▶ **WORK INSTRUCTIONS**
Collect all lines containing the word "text" from the data.
* start RECORD LIST *
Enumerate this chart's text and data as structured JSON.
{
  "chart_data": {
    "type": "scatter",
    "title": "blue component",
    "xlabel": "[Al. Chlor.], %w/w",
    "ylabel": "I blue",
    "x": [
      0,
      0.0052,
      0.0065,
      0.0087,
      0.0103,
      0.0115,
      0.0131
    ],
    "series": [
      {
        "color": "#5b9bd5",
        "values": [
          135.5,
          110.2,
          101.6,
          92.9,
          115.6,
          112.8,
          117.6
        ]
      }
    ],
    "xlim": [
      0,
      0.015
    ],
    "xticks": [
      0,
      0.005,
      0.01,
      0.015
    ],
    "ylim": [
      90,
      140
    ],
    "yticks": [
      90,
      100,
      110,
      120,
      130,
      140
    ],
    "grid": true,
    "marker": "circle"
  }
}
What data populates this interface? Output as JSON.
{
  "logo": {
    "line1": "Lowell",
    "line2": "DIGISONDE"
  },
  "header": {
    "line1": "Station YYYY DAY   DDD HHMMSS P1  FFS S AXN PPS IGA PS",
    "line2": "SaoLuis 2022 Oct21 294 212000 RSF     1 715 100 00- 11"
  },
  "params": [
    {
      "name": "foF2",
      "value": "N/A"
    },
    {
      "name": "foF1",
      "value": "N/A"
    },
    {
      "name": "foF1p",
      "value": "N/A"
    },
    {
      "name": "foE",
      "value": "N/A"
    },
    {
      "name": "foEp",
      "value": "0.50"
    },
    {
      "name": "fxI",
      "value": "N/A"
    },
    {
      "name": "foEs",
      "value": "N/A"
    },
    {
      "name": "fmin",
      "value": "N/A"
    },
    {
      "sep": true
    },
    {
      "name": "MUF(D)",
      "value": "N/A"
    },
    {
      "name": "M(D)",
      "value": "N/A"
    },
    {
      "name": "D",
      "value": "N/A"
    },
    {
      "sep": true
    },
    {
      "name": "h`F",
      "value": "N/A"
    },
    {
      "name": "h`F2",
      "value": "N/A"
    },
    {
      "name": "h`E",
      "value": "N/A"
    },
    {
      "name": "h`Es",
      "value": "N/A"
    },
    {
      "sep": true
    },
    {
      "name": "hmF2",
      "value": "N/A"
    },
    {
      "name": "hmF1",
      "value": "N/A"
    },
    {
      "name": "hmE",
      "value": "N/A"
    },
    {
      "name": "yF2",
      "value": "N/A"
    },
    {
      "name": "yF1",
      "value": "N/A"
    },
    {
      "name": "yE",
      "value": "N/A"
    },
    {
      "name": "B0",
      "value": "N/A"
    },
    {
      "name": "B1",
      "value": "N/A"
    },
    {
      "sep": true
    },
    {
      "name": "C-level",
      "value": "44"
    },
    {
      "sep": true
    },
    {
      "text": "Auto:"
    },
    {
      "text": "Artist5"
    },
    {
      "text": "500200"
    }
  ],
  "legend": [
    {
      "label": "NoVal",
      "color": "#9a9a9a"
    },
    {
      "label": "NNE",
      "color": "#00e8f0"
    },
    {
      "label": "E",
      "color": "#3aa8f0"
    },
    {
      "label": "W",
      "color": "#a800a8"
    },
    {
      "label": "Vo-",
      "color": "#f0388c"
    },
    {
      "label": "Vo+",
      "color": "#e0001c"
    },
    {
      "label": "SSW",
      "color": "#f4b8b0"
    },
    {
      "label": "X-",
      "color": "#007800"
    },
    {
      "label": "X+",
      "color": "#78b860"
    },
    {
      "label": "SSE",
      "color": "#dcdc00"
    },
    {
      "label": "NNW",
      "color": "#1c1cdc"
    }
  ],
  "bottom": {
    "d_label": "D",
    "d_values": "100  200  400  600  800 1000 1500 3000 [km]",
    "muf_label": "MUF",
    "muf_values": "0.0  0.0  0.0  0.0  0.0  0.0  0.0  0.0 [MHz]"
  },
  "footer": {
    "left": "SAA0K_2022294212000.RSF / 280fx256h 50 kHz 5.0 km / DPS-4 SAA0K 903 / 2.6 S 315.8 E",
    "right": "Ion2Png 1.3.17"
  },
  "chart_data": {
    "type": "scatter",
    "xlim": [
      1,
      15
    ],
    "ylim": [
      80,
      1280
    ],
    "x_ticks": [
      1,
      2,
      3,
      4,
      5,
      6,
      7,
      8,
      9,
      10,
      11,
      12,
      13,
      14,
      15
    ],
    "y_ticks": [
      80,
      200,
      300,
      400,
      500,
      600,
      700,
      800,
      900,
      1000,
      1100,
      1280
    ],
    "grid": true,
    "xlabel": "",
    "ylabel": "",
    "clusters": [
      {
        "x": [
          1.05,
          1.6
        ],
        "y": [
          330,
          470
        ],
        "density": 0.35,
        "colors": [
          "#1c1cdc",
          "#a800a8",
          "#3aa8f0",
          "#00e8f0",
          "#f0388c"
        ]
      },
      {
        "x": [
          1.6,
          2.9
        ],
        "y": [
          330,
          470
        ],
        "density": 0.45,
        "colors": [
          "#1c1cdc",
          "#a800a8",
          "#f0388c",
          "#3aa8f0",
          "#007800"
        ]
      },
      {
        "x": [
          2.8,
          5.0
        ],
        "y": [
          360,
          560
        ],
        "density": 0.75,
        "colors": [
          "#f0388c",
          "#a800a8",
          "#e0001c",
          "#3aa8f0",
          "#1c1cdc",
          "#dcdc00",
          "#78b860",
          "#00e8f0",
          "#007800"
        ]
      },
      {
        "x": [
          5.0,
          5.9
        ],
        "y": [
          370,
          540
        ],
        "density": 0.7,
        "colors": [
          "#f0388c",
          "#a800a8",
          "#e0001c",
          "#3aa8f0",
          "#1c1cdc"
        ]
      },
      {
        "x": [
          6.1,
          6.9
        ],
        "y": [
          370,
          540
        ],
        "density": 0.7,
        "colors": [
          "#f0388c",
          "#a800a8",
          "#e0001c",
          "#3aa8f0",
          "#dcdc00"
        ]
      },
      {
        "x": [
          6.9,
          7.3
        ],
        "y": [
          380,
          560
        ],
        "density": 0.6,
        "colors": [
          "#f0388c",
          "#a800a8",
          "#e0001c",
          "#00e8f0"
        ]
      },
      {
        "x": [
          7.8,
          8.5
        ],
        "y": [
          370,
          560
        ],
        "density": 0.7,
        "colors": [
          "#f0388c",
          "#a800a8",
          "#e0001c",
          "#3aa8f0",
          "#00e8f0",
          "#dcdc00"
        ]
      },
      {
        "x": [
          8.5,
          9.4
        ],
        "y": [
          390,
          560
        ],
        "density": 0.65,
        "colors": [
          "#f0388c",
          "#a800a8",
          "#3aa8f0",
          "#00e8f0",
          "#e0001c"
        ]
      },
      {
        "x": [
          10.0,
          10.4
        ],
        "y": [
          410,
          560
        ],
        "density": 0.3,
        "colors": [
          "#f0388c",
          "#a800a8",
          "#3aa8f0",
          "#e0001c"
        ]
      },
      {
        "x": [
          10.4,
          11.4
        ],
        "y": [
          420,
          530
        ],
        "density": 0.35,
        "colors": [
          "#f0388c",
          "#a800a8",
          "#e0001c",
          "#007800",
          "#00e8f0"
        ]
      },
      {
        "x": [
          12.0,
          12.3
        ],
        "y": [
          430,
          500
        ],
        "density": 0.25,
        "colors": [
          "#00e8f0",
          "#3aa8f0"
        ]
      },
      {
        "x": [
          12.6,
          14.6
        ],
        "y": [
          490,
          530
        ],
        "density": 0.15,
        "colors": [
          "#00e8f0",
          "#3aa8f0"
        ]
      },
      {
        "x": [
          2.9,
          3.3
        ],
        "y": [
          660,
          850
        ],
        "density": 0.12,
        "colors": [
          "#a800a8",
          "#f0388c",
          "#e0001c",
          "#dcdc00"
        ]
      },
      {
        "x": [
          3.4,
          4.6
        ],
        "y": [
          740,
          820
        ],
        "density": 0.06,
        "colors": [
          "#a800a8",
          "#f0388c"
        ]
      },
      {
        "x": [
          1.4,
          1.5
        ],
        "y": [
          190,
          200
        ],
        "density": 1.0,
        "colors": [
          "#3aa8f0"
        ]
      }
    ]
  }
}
* end RECORD LIST *
▶ **EXPECTED OUTPUT**
Enumerate this chart's text and data as structured JSON.
      "text": "Auto:"
      "text": "Artist5"
      "text": "500200"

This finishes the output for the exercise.